[Entries taken from a collection]

-------------------------

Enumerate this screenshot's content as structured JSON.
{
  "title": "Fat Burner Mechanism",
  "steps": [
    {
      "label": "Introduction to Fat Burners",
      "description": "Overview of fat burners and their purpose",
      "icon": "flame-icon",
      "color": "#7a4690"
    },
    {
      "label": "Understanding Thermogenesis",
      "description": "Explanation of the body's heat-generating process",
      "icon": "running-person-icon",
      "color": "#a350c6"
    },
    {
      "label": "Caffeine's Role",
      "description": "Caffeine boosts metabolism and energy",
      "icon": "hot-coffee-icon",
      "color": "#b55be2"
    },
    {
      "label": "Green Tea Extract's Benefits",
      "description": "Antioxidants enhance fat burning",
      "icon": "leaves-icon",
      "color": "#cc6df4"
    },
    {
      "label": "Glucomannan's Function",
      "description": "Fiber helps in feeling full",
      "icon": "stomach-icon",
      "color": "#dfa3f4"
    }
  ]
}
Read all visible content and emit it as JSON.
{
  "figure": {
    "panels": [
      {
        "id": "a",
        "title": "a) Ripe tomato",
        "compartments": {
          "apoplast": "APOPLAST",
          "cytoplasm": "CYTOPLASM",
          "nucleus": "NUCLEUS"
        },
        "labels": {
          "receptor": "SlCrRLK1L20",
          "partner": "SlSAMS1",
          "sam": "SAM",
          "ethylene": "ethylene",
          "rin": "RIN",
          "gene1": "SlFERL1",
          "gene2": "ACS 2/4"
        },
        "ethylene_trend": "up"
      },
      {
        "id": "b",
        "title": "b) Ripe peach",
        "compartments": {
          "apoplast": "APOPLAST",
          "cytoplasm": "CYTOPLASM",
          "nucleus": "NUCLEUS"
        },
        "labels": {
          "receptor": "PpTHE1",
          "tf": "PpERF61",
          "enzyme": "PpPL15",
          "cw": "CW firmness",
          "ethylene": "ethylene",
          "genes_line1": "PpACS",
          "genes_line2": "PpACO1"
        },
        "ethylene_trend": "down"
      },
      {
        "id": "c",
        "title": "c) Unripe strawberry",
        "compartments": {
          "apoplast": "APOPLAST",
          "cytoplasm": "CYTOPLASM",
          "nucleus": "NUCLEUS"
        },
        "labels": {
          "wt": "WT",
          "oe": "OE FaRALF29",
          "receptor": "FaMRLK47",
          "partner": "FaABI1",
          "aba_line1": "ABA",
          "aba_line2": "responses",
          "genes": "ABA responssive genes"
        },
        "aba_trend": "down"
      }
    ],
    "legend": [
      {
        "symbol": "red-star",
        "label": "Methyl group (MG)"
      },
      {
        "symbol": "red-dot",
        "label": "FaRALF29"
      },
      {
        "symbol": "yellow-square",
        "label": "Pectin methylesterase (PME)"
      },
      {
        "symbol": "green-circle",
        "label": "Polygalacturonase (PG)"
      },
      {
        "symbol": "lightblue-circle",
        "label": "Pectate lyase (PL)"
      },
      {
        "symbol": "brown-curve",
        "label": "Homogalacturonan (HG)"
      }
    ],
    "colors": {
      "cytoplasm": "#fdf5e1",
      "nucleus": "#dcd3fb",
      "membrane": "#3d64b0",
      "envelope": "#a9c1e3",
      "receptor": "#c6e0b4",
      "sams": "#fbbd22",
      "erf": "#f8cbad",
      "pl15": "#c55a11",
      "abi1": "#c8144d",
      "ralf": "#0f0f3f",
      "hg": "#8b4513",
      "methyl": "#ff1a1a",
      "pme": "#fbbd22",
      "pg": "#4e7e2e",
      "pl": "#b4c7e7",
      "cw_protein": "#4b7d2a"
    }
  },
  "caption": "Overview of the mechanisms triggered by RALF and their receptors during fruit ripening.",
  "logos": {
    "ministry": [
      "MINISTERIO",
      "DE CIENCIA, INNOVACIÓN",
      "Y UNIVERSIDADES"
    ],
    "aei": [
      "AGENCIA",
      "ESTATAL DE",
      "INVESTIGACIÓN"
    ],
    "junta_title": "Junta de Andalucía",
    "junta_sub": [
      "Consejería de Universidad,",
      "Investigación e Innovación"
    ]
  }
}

-------------------------

[EXERCISE DESCRIPTION] Go through the data and retype all of it exactly.

[RESPONSE]
Enumerate this screenshot's content as structured JSON.
{
  "title": "Fat Burner Mechanism",
  "steps": [
    {
      "label": "Introduction to Fat Burners",
      "description": "Overview of fat burners and their purpose",
      "icon": "flame-icon",
      "color": "#7a4690"
    },
    {
      "label": "Understanding Thermogenesis",
      "description": "Explanation of the body's heat-generating process",
      "icon": "running-person-icon",
      "color": "#a350c6"
    },
    {
      "label": "Caffeine's Role",
      "description": "Caffeine boosts metabolism and energy",
      "icon": "hot-coffee-icon",
      "color": "#b55be2"
    },
    {
      "label": "Green Tea Extract's Benefits",
      "description": "Antioxidants enhance fat burning",
      "icon": "leaves-icon",
      "color": "#cc6df4"
    },
    {
      "label": "Glucomannan's Function",
      "description": "Fiber helps in feeling full",
      "icon": "stomach-icon",
      "color": "#dfa3f4"
    }
  ]
}
Read all visible content and emit it as JSON.
{
  "figure": {
    "panels": [
      {
        "id": "a",
        "title": "a) Ripe tomato",
        "compartments": {
          "apoplast": "APOPLAST",
          "cytoplasm": "CYTOPLASM",
          "nucleus": "NUCLEUS"
        },
        "labels": {
          "receptor": "SlCrRLK1L20",
          "partner": "SlSAMS1",
          "sam": "SAM",
          "ethylene": "ethylene",
          "rin": "RIN",
          "gene1": "SlFERL1",
          "gene2": "ACS 2/4"
        },
        "ethylene_trend": "up"
      },
      {
        "id": "b",
        "title": "b) Ripe peach",
        "compartments": {
          "apoplast": "APOPLAST",
          "cytoplasm": "CYTOPLASM",
          "nucleus": "NUCLEUS"
        },
        "labels": {
          "receptor": "PpTHE1",
          "tf": "PpERF61",
          "enzyme": "PpPL15",
          "cw": "CW firmness",
          "ethylene": "ethylene",
          "genes_line1": "PpACS",
          "genes_line2": "PpACO1"
        },
        "ethylene_trend": "down"
      },
      {
        "id": "c",
        "title": "c) Unripe strawberry",
        "compartments": {
          "apoplast": "APOPLAST",
          "cytoplasm": "CYTOPLASM",
          "nucleus": "NUCLEUS"
        },
        "labels": {
          "wt": "WT",
          "oe": "OE FaRALF29",
          "receptor": "FaMRLK47",
          "partner": "FaABI1",
          "aba_line1": "ABA",
          "aba_line2": "responses",
          "genes": "ABA responssive genes"
        },
        "aba_trend": "down"
      }
    ],
    "legend": [
      {
        "symbol": "red-star",
        "label": "Methyl group (MG)"
      },
      {
        "symbol": "red-dot",
        "label": "FaRALF29"
      },
      {
        "symbol": "yellow-square",
        "label": "Pectin methylesterase (PME)"
      },
      {
        "symbol": "green-circle",
        "label": "Polygalacturonase (PG)"
      },
      {
        "symbol": "lightblue-circle",
        "label": "Pectate lyase (PL)"
      },
      {
        "symbol": "brown-curve",
        "label": "Homogalacturonan (HG)"
      }
    ],
    "colors": {
      "cytoplasm": "#fdf5e1",
      "nucleus": "#dcd3fb",
      "membrane": "#3d64b0",
      "envelope": "#a9c1e3",
      "receptor": "#c6e0b4",
      "sams": "#fbbd22",
      "erf": "#f8cbad",
      "pl15": "#c55a11",
      "abi1": "#c8144d",
      "ralf": "#0f0f3f",
      "hg": "#8b4513",
      "methyl": "#ff1a1a",
      "pme": "#fbbd22",
      "pg": "#4e7e2e",
      "pl": "#b4c7e7",
      "cw_protein": "#4b7d2a"
    }
  },
  "caption": "Overview of the mechanisms triggered by RALF and their receptors during fruit ripening.",
  "logos": {
    "ministry": [
      "MINISTERIO",
      "DE CIENCIA, INNOVACIÓN",
      "Y UNIVERSIDADES"
    ],
    "aei": [
      "AGENCIA",
      "ESTATAL DE",
      "INVESTIGACIÓN"
    ],
    "junta_title": "Junta de Andalucía",
    "junta_sub": [
      "Consejería de Universidad,",
      "Investigación e Innovación"
    ]
  }
}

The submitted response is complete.